(Stored data)
* Start *
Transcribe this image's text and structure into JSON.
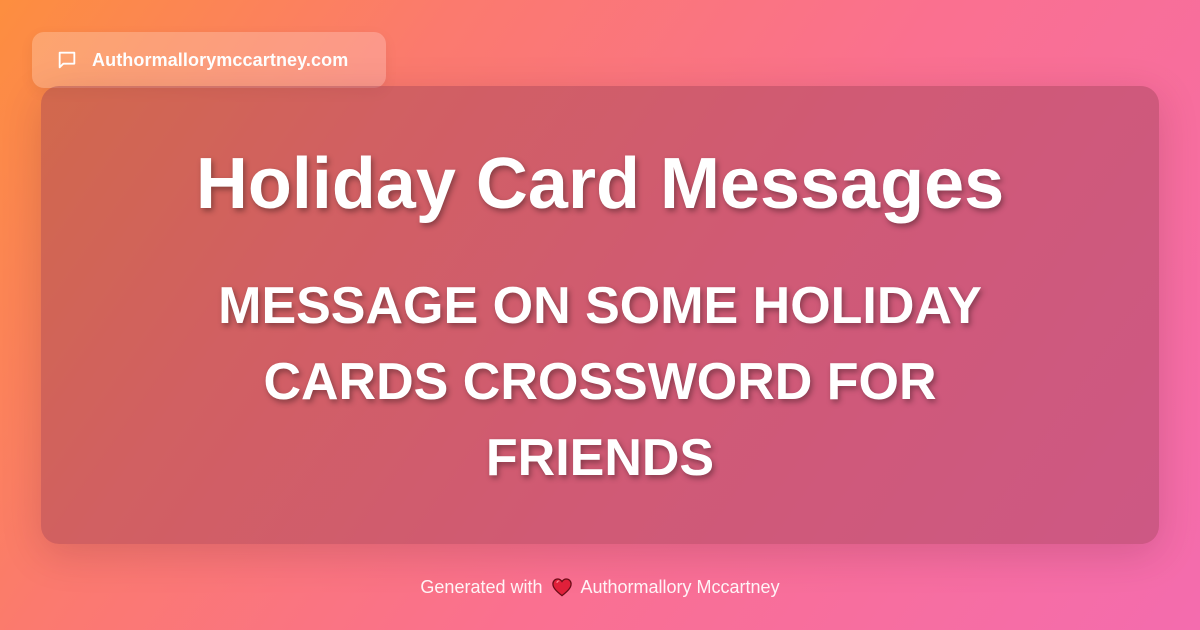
{
  "site": {
    "name": "Authormallorymccartney.com",
    "icon": "chat-bubble-icon"
  },
  "card": {
    "title": "Holiday Card Messages",
    "subtitle": "MESSAGE ON SOME HOLIDAY CARDS CROSSWORD FOR FRIENDS"
  },
  "footer": {
    "prefix": "Generated with",
    "icon": "heart-icon",
    "author": "Authormallory Mccartney"
  },
  "colors": {
    "gradient_start": "#fd8e3f",
    "gradient_end": "#f46cae",
    "heart": "#e0203a",
    "text": "#ffffff"
  }
}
* End *
* Problem requirements: Using the records above, list each line that includes "icon".

* Solution to this task:
    "icon": "chat-bubble-icon"
    "icon": "heart-icon",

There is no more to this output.